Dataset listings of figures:
________
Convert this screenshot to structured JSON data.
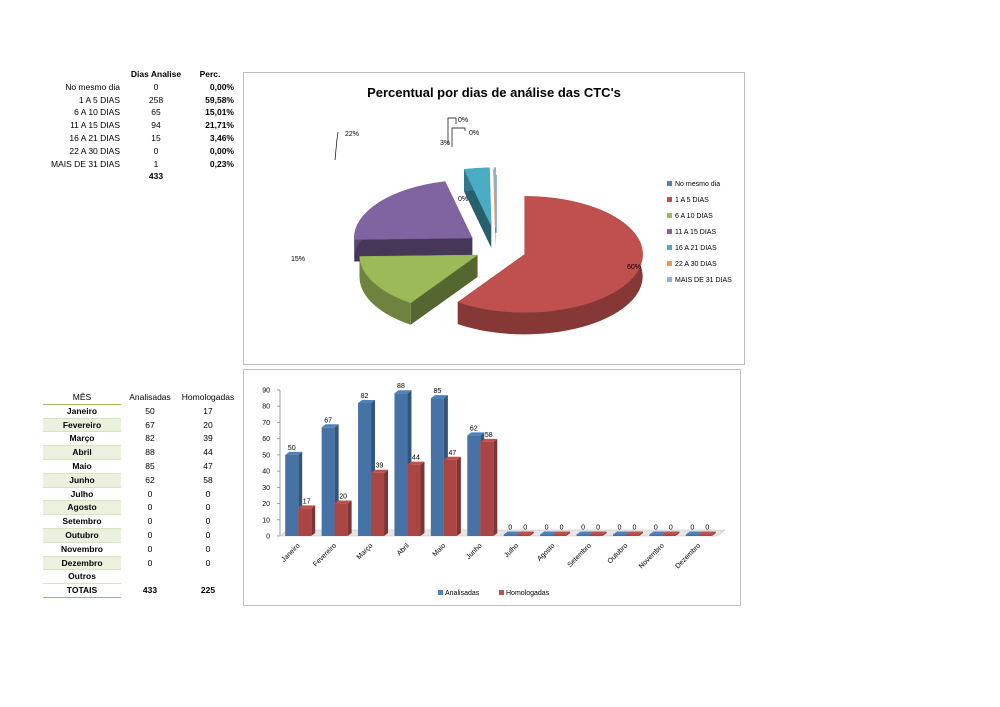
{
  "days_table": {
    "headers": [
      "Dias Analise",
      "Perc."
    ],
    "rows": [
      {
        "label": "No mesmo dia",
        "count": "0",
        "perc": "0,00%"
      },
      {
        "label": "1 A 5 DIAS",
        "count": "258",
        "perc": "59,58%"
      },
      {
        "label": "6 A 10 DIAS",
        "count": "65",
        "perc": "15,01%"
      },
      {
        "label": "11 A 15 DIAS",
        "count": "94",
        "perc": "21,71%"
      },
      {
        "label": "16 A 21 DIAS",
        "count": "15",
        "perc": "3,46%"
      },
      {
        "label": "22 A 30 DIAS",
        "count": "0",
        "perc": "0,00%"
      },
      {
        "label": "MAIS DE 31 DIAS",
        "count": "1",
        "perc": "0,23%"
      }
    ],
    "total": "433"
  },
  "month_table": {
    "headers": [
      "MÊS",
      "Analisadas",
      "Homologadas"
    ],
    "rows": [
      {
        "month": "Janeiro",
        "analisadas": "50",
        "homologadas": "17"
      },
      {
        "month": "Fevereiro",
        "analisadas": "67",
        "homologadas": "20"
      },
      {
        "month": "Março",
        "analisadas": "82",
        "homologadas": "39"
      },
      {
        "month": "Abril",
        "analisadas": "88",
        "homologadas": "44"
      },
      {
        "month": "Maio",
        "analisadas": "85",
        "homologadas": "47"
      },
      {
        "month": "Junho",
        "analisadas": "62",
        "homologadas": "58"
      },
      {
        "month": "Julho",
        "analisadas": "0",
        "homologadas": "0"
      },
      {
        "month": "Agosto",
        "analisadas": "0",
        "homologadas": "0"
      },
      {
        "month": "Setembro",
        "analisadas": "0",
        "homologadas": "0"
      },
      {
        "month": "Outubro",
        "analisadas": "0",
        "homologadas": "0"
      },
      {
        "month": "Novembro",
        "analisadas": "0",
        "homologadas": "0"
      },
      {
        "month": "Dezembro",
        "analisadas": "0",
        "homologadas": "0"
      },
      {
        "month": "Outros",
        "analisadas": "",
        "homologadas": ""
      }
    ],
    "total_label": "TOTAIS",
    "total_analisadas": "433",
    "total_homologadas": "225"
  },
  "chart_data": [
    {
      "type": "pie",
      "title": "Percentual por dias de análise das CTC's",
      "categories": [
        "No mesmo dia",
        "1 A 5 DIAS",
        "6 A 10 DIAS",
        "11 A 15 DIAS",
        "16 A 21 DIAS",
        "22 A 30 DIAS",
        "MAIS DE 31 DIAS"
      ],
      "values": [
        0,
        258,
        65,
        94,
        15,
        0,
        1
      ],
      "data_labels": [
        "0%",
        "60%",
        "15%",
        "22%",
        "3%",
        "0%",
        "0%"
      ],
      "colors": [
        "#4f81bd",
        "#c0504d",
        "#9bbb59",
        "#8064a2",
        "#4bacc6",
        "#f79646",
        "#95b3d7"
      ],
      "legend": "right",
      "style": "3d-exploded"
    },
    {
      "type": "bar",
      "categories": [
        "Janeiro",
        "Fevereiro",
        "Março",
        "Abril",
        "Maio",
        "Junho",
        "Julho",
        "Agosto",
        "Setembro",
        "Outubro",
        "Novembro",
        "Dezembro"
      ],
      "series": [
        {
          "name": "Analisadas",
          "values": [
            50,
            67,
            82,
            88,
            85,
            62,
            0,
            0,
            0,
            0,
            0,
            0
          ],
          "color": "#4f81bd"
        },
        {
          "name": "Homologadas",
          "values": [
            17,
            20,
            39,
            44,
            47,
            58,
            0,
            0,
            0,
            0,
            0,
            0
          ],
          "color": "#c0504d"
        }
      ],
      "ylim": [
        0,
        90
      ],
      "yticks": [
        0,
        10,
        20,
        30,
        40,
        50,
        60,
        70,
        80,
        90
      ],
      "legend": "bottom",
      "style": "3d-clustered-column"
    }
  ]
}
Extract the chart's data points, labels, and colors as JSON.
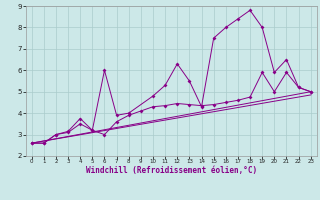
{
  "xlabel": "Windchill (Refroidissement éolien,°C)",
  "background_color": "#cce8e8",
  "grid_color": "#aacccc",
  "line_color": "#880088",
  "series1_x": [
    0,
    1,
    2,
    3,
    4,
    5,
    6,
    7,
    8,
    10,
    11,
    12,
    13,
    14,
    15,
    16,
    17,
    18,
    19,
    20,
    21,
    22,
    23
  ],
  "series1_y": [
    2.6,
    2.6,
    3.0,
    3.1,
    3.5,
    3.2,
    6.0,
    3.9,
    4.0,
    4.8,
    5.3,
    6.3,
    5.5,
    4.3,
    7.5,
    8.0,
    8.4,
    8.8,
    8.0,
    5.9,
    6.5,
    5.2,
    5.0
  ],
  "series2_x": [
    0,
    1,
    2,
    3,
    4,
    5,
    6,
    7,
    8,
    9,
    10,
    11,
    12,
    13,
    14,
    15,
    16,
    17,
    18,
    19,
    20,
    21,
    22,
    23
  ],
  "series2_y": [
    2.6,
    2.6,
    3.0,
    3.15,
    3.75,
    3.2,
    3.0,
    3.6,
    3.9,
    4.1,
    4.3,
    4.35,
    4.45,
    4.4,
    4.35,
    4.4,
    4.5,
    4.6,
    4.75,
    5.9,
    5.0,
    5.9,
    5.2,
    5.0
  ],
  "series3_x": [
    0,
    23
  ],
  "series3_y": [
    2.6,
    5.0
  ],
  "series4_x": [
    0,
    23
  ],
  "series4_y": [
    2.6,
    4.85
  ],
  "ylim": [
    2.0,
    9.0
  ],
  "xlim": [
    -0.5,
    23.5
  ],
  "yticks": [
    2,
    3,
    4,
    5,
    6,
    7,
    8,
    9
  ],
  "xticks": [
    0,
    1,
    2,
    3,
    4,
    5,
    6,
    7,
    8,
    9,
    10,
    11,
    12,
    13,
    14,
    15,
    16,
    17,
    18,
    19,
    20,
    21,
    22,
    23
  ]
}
________
Your objective: Leave out the pictures, and give all the records again exactly.

Correct answer:
Convert this screenshot to structured JSON data.
{
  "days_table": {
    "headers": [
      "Dias Analise",
      "Perc."
    ],
    "rows": [
      {
        "label": "No mesmo dia",
        "count": "0",
        "perc": "0,00%"
      },
      {
        "label": "1 A 5 DIAS",
        "count": "258",
        "perc": "59,58%"
      },
      {
        "label": "6 A 10 DIAS",
        "count": "65",
        "perc": "15,01%"
      },
      {
        "label": "11 A 15 DIAS",
        "count": "94",
        "perc": "21,71%"
      },
      {
        "label": "16 A 21 DIAS",
        "count": "15",
        "perc": "3,46%"
      },
      {
        "label": "22 A 30 DIAS",
        "count": "0",
        "perc": "0,00%"
      },
      {
        "label": "MAIS DE 31 DIAS",
        "count": "1",
        "perc": "0,23%"
      }
    ],
    "total": "433"
  },
  "month_table": {
    "headers": [
      "MÊS",
      "Analisadas",
      "Homologadas"
    ],
    "rows": [
      {
        "month": "Janeiro",
        "analisadas": "50",
        "homologadas": "17"
      },
      {
        "month": "Fevereiro",
        "analisadas": "67",
        "homologadas": "20"
      },
      {
        "month": "Março",
        "analisadas": "82",
        "homologadas": "39"
      },
      {
        "month": "Abril",
        "analisadas": "88",
        "homologadas": "44"
      },
      {
        "month": "Maio",
        "analisadas": "85",
        "homologadas": "47"
      },
      {
        "month": "Junho",
        "analisadas": "62",
        "homologadas": "58"
      },
      {
        "month": "Julho",
        "analisadas": "0",
        "homologadas": "0"
      },
      {
        "month": "Agosto",
        "analisadas": "0",
        "homologadas": "0"
      },
      {
        "month": "Setembro",
        "analisadas": "0",
        "homologadas": "0"
      },
      {
        "month": "Outubro",
        "analisadas": "0",
        "homologadas": "0"
      },
      {
        "month": "Novembro",
        "analisadas": "0",
        "homologadas": "0"
      },
      {
        "month": "Dezembro",
        "analisadas": "0",
        "homologadas": "0"
      },
      {
        "month": "Outros",
        "analisadas": "",
        "homologadas": ""
      }
    ],
    "total_label": "TOTAIS",
    "total_analisadas": "433",
    "total_homologadas": "225"
  },
  "chart_data": [
    {
      "type": "pie",
      "title": "Percentual por dias de análise das CTC's",
      "categories": [
        "No mesmo dia",
        "1 A 5 DIAS",
        "6 A 10 DIAS",
        "11 A 15 DIAS",
        "16 A 21 DIAS",
        "22 A 30 DIAS",
        "MAIS DE 31 DIAS"
      ],
      "values": [
        0,
        258,
        65,
        94,
        15,
        0,
        1
      ],
      "data_labels": [
        "0%",
        "60%",
        "15%",
        "22%",
        "3%",
        "0%",
        "0%"
      ],
      "colors": [
        "#4f81bd",
        "#c0504d",
        "#9bbb59",
        "#8064a2",
        "#4bacc6",
        "#f79646",
        "#95b3d7"
      ],
      "legend": "right",
      "style": "3d-exploded"
    },
    {
      "type": "bar",
      "categories": [
        "Janeiro",
        "Fevereiro",
        "Março",
        "Abril",
        "Maio",
        "Junho",
        "Julho",
        "Agosto",
        "Setembro",
        "Outubro",
        "Novembro",
        "Dezembro"
      ],
      "series": [
        {
          "name": "Analisadas",
          "values": [
            50,
            67,
            82,
            88,
            85,
            62,
            0,
            0,
            0,
            0,
            0,
            0
          ],
          "color": "#4f81bd"
        },
        {
          "name": "Homologadas",
          "values": [
            17,
            20,
            39,
            44,
            47,
            58,
            0,
            0,
            0,
            0,
            0,
            0
          ],
          "color": "#c0504d"
        }
      ],
      "ylim": [
        0,
        90
      ],
      "yticks": [
        0,
        10,
        20,
        30,
        40,
        50,
        60,
        70,
        80,
        90
      ],
      "legend": "bottom",
      "style": "3d-clustered-column"
    }
  ]
}
Extract the chart's data points, labels, and colors as JSON.
{
  "xlabel": "Windchill (Refroidissement éolien,°C)",
  "background_color": "#cce8e8",
  "grid_color": "#aacccc",
  "line_color": "#880088",
  "series1_x": [
    0,
    1,
    2,
    3,
    4,
    5,
    6,
    7,
    8,
    10,
    11,
    12,
    13,
    14,
    15,
    16,
    17,
    18,
    19,
    20,
    21,
    22,
    23
  ],
  "series1_y": [
    2.6,
    2.6,
    3.0,
    3.1,
    3.5,
    3.2,
    6.0,
    3.9,
    4.0,
    4.8,
    5.3,
    6.3,
    5.5,
    4.3,
    7.5,
    8.0,
    8.4,
    8.8,
    8.0,
    5.9,
    6.5,
    5.2,
    5.0
  ],
  "series2_x": [
    0,
    1,
    2,
    3,
    4,
    5,
    6,
    7,
    8,
    9,
    10,
    11,
    12,
    13,
    14,
    15,
    16,
    17,
    18,
    19,
    20,
    21,
    22,
    23
  ],
  "series2_y": [
    2.6,
    2.6,
    3.0,
    3.15,
    3.75,
    3.2,
    3.0,
    3.6,
    3.9,
    4.1,
    4.3,
    4.35,
    4.45,
    4.4,
    4.35,
    4.4,
    4.5,
    4.6,
    4.75,
    5.9,
    5.0,
    5.9,
    5.2,
    5.0
  ],
  "series3_x": [
    0,
    23
  ],
  "series3_y": [
    2.6,
    5.0
  ],
  "series4_x": [
    0,
    23
  ],
  "series4_y": [
    2.6,
    4.85
  ],
  "ylim": [
    2.0,
    9.0
  ],
  "xlim": [
    -0.5,
    23.5
  ],
  "yticks": [
    2,
    3,
    4,
    5,
    6,
    7,
    8,
    9
  ],
  "xticks": [
    0,
    1,
    2,
    3,
    4,
    5,
    6,
    7,
    8,
    9,
    10,
    11,
    12,
    13,
    14,
    15,
    16,
    17,
    18,
    19,
    20,
    21,
    22,
    23
  ]
}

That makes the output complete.